§ AIM OF THE EXERCISE
Output all the entries word for word. Omit the pictures.

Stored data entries
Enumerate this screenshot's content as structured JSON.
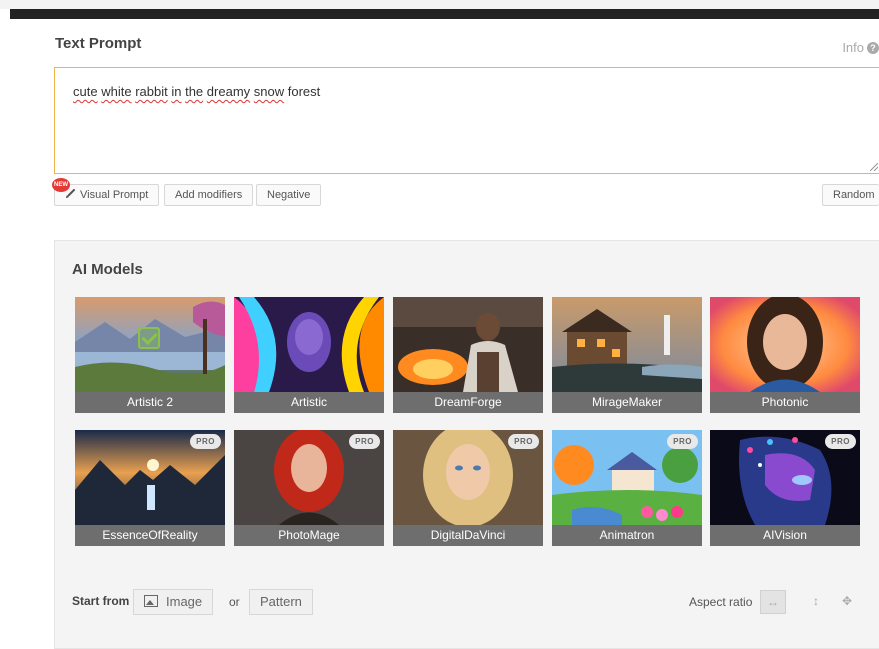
{
  "text_prompt": {
    "title": "Text Prompt",
    "info_label": "Info",
    "value": "cute white rabbit in the dreamy snow forest",
    "words": [
      "cute",
      "white",
      "rabbit",
      "in",
      "the",
      "dreamy",
      "snow",
      "forest"
    ]
  },
  "prompt_buttons": {
    "new_badge": "NEW",
    "visual_prompt": "Visual Prompt",
    "add_modifiers": "Add modifiers",
    "negative": "Negative",
    "random": "Random"
  },
  "ai_models": {
    "title": "AI Models",
    "selected": "Artistic 2",
    "pro_badge": "PRO",
    "items": [
      {
        "name": "Artistic 2",
        "pro": false,
        "selected": true
      },
      {
        "name": "Artistic",
        "pro": false
      },
      {
        "name": "DreamForge",
        "pro": false
      },
      {
        "name": "MirageMaker",
        "pro": false
      },
      {
        "name": "Photonic",
        "pro": false
      },
      {
        "name": "EssenceOfReality",
        "pro": true
      },
      {
        "name": "PhotoMage",
        "pro": true
      },
      {
        "name": "DigitalDaVinci",
        "pro": true
      },
      {
        "name": "Animatron",
        "pro": true
      },
      {
        "name": "AIVision",
        "pro": true
      }
    ]
  },
  "start_from": {
    "label": "Start from",
    "image_button": "Image",
    "or_text": "or",
    "pattern_button": "Pattern"
  },
  "aspect_ratio": {
    "label": "Aspect ratio",
    "options": [
      "landscape",
      "portrait",
      "free"
    ]
  },
  "colors": {
    "prompt_border": "#f0b44a",
    "selected_check": "#8bc34a",
    "label_bar": "#6e6e6e",
    "new_badge": "#e53935"
  }
}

§ ANSWER FOR THIS EXERCISE
Enumerate this screenshot's content as structured JSON.
{
  "text_prompt": {
    "title": "Text Prompt",
    "info_label": "Info",
    "value": "cute white rabbit in the dreamy snow forest",
    "words": [
      "cute",
      "white",
      "rabbit",
      "in",
      "the",
      "dreamy",
      "snow",
      "forest"
    ]
  },
  "prompt_buttons": {
    "new_badge": "NEW",
    "visual_prompt": "Visual Prompt",
    "add_modifiers": "Add modifiers",
    "negative": "Negative",
    "random": "Random"
  },
  "ai_models": {
    "title": "AI Models",
    "selected": "Artistic 2",
    "pro_badge": "PRO",
    "items": [
      {
        "name": "Artistic 2",
        "pro": false,
        "selected": true
      },
      {
        "name": "Artistic",
        "pro": false
      },
      {
        "name": "DreamForge",
        "pro": false
      },
      {
        "name": "MirageMaker",
        "pro": false
      },
      {
        "name": "Photonic",
        "pro": false
      },
      {
        "name": "EssenceOfReality",
        "pro": true
      },
      {
        "name": "PhotoMage",
        "pro": true
      },
      {
        "name": "DigitalDaVinci",
        "pro": true
      },
      {
        "name": "Animatron",
        "pro": true
      },
      {
        "name": "AIVision",
        "pro": true
      }
    ]
  },
  "start_from": {
    "label": "Start from",
    "image_button": "Image",
    "or_text": "or",
    "pattern_button": "Pattern"
  },
  "aspect_ratio": {
    "label": "Aspect ratio",
    "options": [
      "landscape",
      "portrait",
      "free"
    ]
  },
  "colors": {
    "prompt_border": "#f0b44a",
    "selected_check": "#8bc34a",
    "label_bar": "#6e6e6e",
    "new_badge": "#e53935"
  }
}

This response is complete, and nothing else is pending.